Say how many lines in the data below contain the word "into", and give no other text.

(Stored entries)
## Begin

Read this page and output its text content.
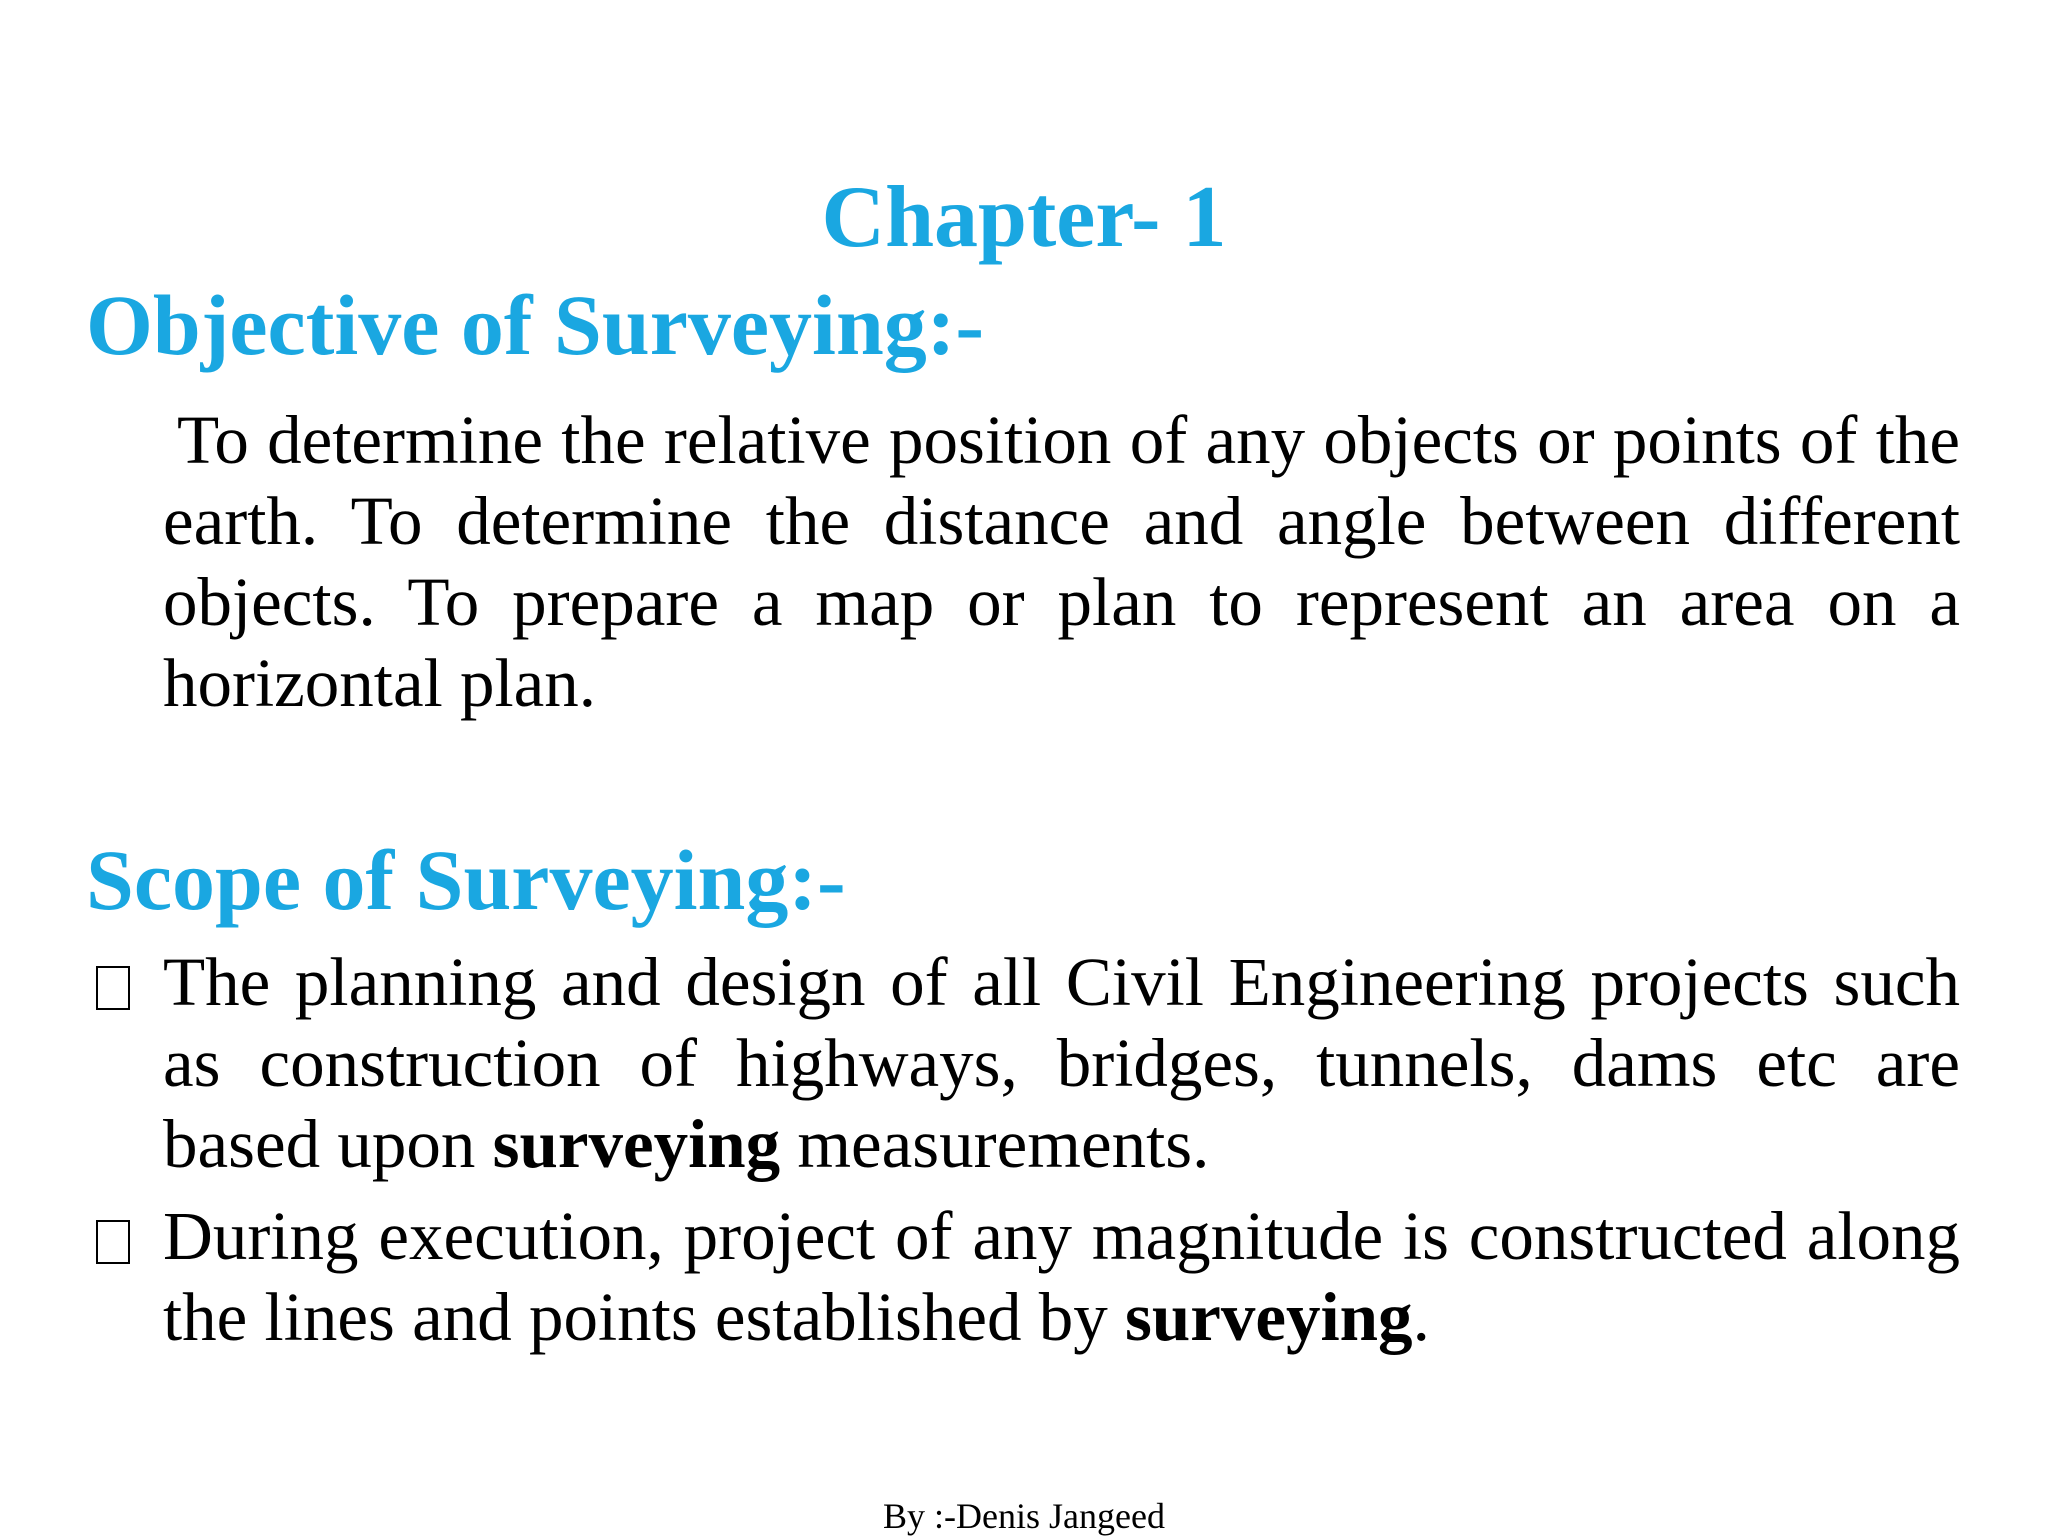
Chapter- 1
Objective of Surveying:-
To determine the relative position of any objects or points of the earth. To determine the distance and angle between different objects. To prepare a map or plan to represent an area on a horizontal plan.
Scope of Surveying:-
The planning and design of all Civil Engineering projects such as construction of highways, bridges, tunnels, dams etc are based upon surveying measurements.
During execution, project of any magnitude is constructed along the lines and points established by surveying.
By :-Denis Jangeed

## End
## Begin

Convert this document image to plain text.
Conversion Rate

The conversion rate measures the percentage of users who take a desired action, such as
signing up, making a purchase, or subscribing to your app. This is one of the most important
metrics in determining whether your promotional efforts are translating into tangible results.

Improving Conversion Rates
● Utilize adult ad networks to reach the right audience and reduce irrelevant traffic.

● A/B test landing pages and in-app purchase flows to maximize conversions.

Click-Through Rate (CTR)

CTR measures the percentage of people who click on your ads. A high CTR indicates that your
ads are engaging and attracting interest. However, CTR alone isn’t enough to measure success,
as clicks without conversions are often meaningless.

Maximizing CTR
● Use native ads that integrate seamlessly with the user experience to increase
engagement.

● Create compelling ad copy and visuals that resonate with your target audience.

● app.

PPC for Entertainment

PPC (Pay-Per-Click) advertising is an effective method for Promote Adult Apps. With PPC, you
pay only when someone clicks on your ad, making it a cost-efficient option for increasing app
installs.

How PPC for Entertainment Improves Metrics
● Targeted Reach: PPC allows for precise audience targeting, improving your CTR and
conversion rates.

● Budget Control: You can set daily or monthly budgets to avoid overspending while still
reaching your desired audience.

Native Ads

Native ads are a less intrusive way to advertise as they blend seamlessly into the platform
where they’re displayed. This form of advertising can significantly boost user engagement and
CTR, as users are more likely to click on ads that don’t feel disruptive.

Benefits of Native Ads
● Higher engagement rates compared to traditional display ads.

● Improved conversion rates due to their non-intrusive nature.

## End

- FINISHED TASK
2